--- EXERCISE INPUTS ---
<<<<
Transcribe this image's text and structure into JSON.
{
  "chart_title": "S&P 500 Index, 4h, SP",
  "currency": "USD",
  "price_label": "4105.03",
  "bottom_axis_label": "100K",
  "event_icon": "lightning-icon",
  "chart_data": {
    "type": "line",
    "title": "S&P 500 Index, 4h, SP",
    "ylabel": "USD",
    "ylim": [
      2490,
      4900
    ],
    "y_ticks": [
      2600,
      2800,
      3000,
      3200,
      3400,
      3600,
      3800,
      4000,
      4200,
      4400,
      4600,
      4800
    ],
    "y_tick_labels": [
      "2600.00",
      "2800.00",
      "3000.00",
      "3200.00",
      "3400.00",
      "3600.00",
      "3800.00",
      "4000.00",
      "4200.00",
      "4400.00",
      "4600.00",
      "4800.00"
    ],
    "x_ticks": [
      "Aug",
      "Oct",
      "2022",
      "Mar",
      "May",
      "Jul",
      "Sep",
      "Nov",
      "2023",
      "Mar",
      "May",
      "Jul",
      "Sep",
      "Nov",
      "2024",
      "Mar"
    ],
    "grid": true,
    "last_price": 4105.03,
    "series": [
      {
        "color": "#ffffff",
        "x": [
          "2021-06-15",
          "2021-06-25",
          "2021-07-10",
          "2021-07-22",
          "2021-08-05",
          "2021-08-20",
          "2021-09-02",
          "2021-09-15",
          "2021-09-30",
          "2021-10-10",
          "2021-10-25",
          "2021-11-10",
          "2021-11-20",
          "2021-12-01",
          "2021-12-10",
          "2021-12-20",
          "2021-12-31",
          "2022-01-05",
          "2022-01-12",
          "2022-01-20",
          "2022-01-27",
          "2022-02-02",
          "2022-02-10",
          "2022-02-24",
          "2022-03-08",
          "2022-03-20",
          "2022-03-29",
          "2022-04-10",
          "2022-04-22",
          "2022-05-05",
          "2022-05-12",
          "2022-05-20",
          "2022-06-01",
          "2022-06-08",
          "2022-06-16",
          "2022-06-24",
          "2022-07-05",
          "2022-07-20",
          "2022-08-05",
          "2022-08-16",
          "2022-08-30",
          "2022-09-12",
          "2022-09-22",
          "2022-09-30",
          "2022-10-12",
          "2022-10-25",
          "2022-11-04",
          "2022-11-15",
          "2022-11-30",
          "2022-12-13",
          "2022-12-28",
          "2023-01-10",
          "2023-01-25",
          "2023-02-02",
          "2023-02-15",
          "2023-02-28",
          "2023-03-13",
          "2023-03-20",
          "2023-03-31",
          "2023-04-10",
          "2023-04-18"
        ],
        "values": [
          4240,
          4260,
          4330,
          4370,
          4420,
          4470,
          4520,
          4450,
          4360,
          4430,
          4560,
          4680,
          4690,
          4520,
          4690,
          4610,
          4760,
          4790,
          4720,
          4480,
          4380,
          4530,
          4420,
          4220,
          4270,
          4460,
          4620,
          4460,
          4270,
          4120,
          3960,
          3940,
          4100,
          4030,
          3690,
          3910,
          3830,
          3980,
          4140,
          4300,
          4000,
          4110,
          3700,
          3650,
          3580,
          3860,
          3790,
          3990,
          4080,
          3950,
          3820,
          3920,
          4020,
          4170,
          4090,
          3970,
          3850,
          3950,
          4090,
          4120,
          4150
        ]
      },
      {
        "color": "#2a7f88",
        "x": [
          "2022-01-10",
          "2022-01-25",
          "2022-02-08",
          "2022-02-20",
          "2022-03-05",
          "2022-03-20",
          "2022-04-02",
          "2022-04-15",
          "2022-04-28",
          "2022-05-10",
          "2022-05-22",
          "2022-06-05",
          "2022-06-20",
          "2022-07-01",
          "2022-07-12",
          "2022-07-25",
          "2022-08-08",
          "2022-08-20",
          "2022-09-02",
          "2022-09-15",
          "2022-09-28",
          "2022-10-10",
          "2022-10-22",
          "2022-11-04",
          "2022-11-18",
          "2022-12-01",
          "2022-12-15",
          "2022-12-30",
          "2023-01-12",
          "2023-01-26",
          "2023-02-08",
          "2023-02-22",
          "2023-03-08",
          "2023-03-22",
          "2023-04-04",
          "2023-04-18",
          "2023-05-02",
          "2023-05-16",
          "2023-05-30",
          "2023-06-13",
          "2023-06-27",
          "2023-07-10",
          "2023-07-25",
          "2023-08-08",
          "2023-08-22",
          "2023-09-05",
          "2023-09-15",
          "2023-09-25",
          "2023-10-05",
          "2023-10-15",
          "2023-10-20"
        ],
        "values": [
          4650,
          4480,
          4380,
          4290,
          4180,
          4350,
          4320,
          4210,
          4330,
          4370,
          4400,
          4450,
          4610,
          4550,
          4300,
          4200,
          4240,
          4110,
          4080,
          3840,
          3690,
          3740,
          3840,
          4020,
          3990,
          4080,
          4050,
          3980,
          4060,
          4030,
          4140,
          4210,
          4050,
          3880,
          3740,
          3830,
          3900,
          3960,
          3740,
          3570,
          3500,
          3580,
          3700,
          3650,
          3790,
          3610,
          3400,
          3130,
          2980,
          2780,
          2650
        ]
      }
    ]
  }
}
>>>>
--- REQUIREMENTS ---
Reproduce the full listing exactly.

--- EXERCISE SOLUTION ---
Transcribe this image's text and structure into JSON.
{
  "chart_title": "S&P 500 Index, 4h, SP",
  "currency": "USD",
  "price_label": "4105.03",
  "bottom_axis_label": "100K",
  "event_icon": "lightning-icon",
  "chart_data": {
    "type": "line",
    "title": "S&P 500 Index, 4h, SP",
    "ylabel": "USD",
    "ylim": [
      2490,
      4900
    ],
    "y_ticks": [
      2600,
      2800,
      3000,
      3200,
      3400,
      3600,
      3800,
      4000,
      4200,
      4400,
      4600,
      4800
    ],
    "y_tick_labels": [
      "2600.00",
      "2800.00",
      "3000.00",
      "3200.00",
      "3400.00",
      "3600.00",
      "3800.00",
      "4000.00",
      "4200.00",
      "4400.00",
      "4600.00",
      "4800.00"
    ],
    "x_ticks": [
      "Aug",
      "Oct",
      "2022",
      "Mar",
      "May",
      "Jul",
      "Sep",
      "Nov",
      "2023",
      "Mar",
      "May",
      "Jul",
      "Sep",
      "Nov",
      "2024",
      "Mar"
    ],
    "grid": true,
    "last_price": 4105.03,
    "series": [
      {
        "color": "#ffffff",
        "x": [
          "2021-06-15",
          "2021-06-25",
          "2021-07-10",
          "2021-07-22",
          "2021-08-05",
          "2021-08-20",
          "2021-09-02",
          "2021-09-15",
          "2021-09-30",
          "2021-10-10",
          "2021-10-25",
          "2021-11-10",
          "2021-11-20",
          "2021-12-01",
          "2021-12-10",
          "2021-12-20",
          "2021-12-31",
          "2022-01-05",
          "2022-01-12",
          "2022-01-20",
          "2022-01-27",
          "2022-02-02",
          "2022-02-10",
          "2022-02-24",
          "2022-03-08",
          "2022-03-20",
          "2022-03-29",
          "2022-04-10",
          "2022-04-22",
          "2022-05-05",
          "2022-05-12",
          "2022-05-20",
          "2022-06-01",
          "2022-06-08",
          "2022-06-16",
          "2022-06-24",
          "2022-07-05",
          "2022-07-20",
          "2022-08-05",
          "2022-08-16",
          "2022-08-30",
          "2022-09-12",
          "2022-09-22",
          "2022-09-30",
          "2022-10-12",
          "2022-10-25",
          "2022-11-04",
          "2022-11-15",
          "2022-11-30",
          "2022-12-13",
          "2022-12-28",
          "2023-01-10",
          "2023-01-25",
          "2023-02-02",
          "2023-02-15",
          "2023-02-28",
          "2023-03-13",
          "2023-03-20",
          "2023-03-31",
          "2023-04-10",
          "2023-04-18"
        ],
        "values": [
          4240,
          4260,
          4330,
          4370,
          4420,
          4470,
          4520,
          4450,
          4360,
          4430,
          4560,
          4680,
          4690,
          4520,
          4690,
          4610,
          4760,
          4790,
          4720,
          4480,
          4380,
          4530,
          4420,
          4220,
          4270,
          4460,
          4620,
          4460,
          4270,
          4120,
          3960,
          3940,
          4100,
          4030,
          3690,
          3910,
          3830,
          3980,
          4140,
          4300,
          4000,
          4110,
          3700,
          3650,
          3580,
          3860,
          3790,
          3990,
          4080,
          3950,
          3820,
          3920,
          4020,
          4170,
          4090,
          3970,
          3850,
          3950,
          4090,
          4120,
          4150
        ]
      },
      {
        "color": "#2a7f88",
        "x": [
          "2022-01-10",
          "2022-01-25",
          "2022-02-08",
          "2022-02-20",
          "2022-03-05",
          "2022-03-20",
          "2022-04-02",
          "2022-04-15",
          "2022-04-28",
          "2022-05-10",
          "2022-05-22",
          "2022-06-05",
          "2022-06-20",
          "2022-07-01",
          "2022-07-12",
          "2022-07-25",
          "2022-08-08",
          "2022-08-20",
          "2022-09-02",
          "2022-09-15",
          "2022-09-28",
          "2022-10-10",
          "2022-10-22",
          "2022-11-04",
          "2022-11-18",
          "2022-12-01",
          "2022-12-15",
          "2022-12-30",
          "2023-01-12",
          "2023-01-26",
          "2023-02-08",
          "2023-02-22",
          "2023-03-08",
          "2023-03-22",
          "2023-04-04",
          "2023-04-18",
          "2023-05-02",
          "2023-05-16",
          "2023-05-30",
          "2023-06-13",
          "2023-06-27",
          "2023-07-10",
          "2023-07-25",
          "2023-08-08",
          "2023-08-22",
          "2023-09-05",
          "2023-09-15",
          "2023-09-25",
          "2023-10-05",
          "2023-10-15",
          "2023-10-20"
        ],
        "values": [
          4650,
          4480,
          4380,
          4290,
          4180,
          4350,
          4320,
          4210,
          4330,
          4370,
          4400,
          4450,
          4610,
          4550,
          4300,
          4200,
          4240,
          4110,
          4080,
          3840,
          3690,
          3740,
          3840,
          4020,
          3990,
          4080,
          4050,
          3980,
          4060,
          4030,
          4140,
          4210,
          4050,
          3880,
          3740,
          3830,
          3900,
          3960,
          3740,
          3570,
          3500,
          3580,
          3700,
          3650,
          3790,
          3610,
          3400,
          3130,
          2980,
          2780,
          2650
        ]
      }
    ]
  }
}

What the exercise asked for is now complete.